SET EXERCISE:
For each line below that includes the word "como", make a copy.

(A run of records)
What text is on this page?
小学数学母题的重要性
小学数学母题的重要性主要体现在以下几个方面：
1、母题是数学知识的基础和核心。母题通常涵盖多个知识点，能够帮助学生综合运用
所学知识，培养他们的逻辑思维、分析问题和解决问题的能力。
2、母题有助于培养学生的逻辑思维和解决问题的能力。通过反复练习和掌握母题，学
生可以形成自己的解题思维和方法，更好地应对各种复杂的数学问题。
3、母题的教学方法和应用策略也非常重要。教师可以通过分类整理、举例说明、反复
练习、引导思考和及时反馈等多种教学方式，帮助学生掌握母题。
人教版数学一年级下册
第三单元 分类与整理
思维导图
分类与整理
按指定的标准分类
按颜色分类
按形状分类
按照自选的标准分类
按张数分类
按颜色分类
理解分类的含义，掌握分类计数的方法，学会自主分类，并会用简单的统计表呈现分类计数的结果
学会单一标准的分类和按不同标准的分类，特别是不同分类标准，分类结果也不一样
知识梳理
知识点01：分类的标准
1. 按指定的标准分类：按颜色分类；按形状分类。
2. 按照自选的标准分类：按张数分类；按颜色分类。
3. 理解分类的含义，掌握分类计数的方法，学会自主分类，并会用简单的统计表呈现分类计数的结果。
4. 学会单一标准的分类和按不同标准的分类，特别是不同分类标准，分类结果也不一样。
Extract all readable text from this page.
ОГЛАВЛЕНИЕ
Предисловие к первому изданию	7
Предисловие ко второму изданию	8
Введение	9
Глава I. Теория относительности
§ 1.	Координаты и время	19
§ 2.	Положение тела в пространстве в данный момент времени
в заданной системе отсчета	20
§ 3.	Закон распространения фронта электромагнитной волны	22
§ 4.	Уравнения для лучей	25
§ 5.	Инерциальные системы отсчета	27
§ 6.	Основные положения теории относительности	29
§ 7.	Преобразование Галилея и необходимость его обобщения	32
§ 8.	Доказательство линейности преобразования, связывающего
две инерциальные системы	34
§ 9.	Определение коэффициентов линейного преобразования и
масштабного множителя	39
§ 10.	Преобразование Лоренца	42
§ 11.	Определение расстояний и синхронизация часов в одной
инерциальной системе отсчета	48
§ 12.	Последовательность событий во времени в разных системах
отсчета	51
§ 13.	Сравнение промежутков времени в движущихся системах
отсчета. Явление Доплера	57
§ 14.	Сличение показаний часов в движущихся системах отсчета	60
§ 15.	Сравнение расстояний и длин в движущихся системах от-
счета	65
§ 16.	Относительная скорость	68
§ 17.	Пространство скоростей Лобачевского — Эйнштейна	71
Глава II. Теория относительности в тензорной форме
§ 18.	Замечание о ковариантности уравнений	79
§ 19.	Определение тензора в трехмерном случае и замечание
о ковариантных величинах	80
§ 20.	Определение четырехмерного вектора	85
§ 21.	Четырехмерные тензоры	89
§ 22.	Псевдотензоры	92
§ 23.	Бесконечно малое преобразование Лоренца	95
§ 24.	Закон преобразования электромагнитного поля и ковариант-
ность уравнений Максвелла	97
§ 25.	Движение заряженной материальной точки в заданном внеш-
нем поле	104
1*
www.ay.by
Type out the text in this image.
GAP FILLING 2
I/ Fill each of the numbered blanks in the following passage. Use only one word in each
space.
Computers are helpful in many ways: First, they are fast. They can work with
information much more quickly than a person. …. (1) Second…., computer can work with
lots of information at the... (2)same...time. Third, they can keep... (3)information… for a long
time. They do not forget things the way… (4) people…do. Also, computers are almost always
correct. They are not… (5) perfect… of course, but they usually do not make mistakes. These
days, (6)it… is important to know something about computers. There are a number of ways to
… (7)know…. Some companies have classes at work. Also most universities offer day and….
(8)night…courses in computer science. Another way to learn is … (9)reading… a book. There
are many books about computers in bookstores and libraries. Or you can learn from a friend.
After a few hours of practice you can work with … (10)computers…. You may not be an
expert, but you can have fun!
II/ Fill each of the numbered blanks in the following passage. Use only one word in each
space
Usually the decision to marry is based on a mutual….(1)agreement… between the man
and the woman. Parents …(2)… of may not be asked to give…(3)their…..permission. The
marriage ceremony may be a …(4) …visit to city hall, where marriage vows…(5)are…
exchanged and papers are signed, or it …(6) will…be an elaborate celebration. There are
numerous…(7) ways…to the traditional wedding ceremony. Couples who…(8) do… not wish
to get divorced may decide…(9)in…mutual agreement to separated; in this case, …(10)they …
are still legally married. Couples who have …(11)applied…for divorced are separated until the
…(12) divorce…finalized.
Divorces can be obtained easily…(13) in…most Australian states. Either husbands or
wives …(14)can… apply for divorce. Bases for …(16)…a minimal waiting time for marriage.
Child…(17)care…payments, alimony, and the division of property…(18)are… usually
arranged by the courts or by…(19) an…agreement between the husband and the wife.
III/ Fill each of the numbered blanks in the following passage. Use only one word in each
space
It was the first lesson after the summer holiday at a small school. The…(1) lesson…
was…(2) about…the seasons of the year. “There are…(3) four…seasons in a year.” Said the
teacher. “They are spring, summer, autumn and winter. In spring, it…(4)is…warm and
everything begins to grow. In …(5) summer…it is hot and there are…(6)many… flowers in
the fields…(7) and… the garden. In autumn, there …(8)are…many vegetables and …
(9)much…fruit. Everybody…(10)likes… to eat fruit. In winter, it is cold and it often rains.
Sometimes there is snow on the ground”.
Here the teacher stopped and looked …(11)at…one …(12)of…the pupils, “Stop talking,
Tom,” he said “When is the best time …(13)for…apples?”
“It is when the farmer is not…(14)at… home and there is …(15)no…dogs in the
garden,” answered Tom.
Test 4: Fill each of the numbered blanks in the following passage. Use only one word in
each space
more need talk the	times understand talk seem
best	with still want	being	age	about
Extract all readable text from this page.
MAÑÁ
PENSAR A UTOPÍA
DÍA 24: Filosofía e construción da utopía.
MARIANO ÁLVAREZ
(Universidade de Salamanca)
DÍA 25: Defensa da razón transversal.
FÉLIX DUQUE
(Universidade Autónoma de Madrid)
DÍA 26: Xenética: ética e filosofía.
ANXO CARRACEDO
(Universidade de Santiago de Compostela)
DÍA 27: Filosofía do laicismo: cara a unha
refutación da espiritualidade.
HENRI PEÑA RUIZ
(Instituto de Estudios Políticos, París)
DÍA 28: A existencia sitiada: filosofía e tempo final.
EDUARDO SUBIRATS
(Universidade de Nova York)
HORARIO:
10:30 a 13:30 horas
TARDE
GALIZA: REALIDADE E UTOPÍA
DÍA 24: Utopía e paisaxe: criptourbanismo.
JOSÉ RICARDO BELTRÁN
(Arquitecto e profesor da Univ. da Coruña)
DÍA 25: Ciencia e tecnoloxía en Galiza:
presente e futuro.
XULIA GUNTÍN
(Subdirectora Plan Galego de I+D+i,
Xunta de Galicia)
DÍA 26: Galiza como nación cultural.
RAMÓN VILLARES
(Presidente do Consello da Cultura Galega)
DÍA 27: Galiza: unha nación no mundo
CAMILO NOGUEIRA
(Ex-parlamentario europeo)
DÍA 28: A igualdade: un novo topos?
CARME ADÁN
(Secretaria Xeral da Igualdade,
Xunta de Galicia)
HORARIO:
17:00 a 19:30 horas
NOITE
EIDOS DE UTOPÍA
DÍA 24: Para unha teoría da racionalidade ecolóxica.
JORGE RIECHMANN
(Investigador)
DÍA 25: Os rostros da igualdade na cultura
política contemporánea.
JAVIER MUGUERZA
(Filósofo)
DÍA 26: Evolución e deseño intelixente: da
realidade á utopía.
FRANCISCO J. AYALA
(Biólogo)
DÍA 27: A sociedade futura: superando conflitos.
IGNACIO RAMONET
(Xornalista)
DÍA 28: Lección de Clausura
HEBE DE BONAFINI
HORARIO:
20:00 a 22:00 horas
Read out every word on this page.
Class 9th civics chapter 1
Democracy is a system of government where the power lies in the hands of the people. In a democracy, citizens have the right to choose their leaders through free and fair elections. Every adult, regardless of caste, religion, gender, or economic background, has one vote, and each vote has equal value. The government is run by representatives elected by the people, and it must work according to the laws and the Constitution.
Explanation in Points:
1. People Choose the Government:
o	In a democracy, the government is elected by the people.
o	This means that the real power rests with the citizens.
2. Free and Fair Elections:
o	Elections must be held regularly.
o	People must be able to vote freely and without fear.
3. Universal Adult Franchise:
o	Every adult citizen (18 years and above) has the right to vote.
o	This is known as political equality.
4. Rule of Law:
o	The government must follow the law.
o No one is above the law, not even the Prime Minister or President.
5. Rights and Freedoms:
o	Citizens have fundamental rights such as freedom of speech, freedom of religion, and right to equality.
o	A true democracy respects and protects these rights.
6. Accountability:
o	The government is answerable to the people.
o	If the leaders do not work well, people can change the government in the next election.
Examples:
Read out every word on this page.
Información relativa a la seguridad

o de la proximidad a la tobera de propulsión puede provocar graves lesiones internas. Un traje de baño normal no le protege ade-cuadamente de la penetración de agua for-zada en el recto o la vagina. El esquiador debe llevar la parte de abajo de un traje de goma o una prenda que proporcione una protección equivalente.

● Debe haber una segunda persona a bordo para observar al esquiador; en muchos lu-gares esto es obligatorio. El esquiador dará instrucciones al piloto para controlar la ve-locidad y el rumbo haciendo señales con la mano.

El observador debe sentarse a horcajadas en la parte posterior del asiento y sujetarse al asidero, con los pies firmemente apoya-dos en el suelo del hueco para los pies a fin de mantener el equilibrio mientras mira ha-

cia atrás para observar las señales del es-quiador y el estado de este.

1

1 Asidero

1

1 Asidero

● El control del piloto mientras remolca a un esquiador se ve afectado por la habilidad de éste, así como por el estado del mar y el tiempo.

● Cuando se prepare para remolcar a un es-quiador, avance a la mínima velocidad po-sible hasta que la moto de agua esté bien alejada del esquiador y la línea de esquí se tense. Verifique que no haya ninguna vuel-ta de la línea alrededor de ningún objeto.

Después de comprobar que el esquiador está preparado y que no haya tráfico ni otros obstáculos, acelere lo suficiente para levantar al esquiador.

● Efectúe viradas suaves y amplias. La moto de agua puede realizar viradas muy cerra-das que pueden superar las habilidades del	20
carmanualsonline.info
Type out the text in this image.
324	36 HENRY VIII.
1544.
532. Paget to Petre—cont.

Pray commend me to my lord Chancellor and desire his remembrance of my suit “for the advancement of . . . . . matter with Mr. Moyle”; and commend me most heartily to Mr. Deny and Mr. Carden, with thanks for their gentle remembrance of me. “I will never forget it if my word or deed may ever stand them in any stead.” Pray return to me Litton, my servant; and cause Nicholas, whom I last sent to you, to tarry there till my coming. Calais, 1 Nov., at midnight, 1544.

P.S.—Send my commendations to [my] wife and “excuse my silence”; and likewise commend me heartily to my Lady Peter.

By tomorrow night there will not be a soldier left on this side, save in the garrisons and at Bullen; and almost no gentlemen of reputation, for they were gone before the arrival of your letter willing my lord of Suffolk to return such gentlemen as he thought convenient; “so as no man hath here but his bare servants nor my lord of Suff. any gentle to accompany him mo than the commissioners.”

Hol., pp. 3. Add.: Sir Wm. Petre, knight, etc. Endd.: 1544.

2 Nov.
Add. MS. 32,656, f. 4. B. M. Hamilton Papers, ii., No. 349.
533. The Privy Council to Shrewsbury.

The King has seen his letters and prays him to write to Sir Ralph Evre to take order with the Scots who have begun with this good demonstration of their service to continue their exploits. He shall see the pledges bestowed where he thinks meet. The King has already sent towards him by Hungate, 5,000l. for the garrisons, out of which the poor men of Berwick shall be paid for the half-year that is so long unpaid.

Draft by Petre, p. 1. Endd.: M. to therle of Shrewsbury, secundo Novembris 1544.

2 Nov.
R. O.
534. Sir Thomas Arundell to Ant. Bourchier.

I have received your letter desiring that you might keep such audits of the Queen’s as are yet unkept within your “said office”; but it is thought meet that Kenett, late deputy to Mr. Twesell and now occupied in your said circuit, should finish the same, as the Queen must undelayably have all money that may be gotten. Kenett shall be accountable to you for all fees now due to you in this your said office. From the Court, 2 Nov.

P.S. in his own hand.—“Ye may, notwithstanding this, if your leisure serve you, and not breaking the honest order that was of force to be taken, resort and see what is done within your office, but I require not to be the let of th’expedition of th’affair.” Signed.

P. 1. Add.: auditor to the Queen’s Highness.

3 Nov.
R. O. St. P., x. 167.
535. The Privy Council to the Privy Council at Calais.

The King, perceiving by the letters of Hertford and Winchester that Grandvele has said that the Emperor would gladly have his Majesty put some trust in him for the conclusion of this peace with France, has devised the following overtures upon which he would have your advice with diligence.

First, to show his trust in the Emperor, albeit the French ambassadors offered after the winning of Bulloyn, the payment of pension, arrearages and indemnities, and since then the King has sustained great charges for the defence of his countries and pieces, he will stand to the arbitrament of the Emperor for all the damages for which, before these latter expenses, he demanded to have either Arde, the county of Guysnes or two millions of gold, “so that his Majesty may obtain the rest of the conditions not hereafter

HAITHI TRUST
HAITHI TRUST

RESULT BELOW:
DÍA 26: Galiza como nación cultural.
● El control del piloto mientras remolca a un esquiador se ve afectado por la habilidad de éste, así como por el estado del mar y el tiempo.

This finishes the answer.